— WHAT THE TASK REQUIRES —
Pull each line holding "hemoglobin" out of the entries below.

* start SUPPLIED DATA *

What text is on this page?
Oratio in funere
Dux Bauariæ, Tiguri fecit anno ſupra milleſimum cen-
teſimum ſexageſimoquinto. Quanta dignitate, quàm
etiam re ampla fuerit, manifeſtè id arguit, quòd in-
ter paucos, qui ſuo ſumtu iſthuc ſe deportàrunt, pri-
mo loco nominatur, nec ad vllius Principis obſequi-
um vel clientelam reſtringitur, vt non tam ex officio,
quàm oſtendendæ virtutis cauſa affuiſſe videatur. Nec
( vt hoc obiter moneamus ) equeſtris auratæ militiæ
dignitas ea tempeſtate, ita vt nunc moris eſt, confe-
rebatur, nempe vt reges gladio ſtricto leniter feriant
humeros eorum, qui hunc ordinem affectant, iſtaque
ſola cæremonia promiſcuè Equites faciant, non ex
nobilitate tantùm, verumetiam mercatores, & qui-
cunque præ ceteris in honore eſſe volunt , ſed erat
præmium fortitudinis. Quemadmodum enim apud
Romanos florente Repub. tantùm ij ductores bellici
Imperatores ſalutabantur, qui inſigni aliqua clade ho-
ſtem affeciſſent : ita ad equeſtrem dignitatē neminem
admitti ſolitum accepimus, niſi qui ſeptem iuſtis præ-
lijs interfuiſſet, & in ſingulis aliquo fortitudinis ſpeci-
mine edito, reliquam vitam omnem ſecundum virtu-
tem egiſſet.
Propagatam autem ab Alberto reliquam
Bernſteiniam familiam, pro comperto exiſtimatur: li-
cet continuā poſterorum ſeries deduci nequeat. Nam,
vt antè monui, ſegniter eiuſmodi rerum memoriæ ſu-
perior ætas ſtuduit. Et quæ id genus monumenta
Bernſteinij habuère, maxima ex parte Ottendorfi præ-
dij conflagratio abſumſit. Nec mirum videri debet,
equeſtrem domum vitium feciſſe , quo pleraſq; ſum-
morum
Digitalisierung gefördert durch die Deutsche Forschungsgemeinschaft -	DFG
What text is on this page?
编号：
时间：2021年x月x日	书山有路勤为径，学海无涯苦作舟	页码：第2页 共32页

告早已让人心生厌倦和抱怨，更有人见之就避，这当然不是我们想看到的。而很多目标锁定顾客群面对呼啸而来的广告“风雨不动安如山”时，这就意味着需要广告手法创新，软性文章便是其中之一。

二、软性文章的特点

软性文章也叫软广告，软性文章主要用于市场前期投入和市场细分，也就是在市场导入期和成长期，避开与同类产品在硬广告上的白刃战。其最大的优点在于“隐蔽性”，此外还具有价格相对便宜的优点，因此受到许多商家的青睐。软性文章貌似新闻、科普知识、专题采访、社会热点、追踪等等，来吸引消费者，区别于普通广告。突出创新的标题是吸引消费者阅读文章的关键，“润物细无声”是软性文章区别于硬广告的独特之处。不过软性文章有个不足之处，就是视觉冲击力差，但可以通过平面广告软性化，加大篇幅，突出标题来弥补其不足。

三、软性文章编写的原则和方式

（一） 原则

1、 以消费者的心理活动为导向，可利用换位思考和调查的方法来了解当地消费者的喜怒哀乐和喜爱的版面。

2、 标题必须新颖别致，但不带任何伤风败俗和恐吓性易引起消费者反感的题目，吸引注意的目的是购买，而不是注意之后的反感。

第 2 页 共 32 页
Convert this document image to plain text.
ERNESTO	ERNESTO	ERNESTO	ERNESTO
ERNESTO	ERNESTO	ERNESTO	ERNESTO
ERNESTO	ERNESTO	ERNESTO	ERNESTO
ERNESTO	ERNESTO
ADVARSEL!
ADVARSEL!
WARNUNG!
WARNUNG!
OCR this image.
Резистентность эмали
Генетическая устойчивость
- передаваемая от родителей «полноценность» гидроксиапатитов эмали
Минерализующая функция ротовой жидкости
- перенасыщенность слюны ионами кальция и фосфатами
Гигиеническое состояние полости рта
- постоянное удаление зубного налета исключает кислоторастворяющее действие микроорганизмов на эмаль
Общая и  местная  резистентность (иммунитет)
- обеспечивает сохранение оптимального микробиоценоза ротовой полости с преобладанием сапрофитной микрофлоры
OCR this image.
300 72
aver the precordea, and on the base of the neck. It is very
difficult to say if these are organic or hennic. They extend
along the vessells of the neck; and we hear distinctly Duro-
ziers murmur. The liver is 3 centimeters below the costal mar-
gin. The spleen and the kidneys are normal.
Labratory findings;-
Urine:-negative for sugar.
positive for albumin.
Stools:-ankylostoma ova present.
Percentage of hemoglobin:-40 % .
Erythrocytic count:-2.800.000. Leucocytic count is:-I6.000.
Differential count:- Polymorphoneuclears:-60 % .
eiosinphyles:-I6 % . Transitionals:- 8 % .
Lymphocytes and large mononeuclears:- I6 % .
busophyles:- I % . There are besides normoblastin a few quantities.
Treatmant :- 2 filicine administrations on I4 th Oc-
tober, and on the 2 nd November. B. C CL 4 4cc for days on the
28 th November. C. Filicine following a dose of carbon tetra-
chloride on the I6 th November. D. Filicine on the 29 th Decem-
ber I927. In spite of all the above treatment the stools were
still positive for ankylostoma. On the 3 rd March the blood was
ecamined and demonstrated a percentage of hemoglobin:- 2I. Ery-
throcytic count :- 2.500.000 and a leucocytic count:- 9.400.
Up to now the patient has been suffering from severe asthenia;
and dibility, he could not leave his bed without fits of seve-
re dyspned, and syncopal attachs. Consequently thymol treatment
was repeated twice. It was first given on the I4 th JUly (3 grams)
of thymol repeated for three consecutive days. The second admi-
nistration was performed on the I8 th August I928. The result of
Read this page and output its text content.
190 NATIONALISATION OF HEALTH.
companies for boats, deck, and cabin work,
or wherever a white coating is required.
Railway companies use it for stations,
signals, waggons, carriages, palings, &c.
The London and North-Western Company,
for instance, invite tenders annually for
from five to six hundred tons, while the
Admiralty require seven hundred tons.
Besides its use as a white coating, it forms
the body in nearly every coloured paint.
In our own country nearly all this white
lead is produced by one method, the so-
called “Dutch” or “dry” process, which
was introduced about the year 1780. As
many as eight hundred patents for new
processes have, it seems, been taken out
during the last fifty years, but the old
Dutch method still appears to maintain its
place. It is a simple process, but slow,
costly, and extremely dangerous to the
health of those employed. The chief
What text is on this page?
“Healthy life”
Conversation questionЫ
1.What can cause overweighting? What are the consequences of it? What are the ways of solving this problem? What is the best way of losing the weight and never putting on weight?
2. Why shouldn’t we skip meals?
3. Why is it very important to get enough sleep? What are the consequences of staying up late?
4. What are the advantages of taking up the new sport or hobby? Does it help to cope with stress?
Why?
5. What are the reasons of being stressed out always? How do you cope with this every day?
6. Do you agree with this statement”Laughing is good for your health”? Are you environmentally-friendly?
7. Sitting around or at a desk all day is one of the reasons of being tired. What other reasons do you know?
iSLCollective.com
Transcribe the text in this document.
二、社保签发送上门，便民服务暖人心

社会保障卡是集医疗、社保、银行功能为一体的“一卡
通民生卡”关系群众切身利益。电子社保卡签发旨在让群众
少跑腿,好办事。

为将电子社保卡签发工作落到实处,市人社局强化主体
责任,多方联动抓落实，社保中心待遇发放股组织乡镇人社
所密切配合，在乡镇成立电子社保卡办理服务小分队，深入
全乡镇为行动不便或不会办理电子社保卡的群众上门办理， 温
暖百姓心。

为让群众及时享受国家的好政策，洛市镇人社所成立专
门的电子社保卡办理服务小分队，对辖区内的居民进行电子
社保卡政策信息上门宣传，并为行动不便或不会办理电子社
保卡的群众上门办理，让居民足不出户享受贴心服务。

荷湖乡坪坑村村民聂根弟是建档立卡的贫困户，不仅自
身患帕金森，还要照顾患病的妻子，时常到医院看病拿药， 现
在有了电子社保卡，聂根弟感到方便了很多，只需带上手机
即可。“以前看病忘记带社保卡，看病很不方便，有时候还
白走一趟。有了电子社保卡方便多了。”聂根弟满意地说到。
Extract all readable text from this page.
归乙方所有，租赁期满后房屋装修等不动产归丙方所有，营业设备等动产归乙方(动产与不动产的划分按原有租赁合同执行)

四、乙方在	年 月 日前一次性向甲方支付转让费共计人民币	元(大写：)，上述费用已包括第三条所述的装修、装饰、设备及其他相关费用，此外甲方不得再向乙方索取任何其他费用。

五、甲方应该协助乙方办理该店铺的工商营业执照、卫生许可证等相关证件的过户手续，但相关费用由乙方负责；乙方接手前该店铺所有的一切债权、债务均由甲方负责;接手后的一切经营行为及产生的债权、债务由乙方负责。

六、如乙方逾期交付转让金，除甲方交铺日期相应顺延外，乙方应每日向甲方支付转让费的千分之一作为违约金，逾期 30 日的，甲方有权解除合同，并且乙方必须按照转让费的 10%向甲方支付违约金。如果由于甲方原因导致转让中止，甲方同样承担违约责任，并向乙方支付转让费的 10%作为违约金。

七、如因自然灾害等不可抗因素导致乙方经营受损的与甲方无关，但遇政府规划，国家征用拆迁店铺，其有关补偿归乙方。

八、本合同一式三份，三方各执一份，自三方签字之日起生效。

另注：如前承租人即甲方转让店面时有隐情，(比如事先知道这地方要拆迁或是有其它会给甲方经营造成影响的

* end SUPPLIED DATA *

— EXERCISE SOLUTION —
Percentage of hemoglobin:-40 % .
ecamined and demonstrated a percentage of hemoglobin:- 2I. Ery-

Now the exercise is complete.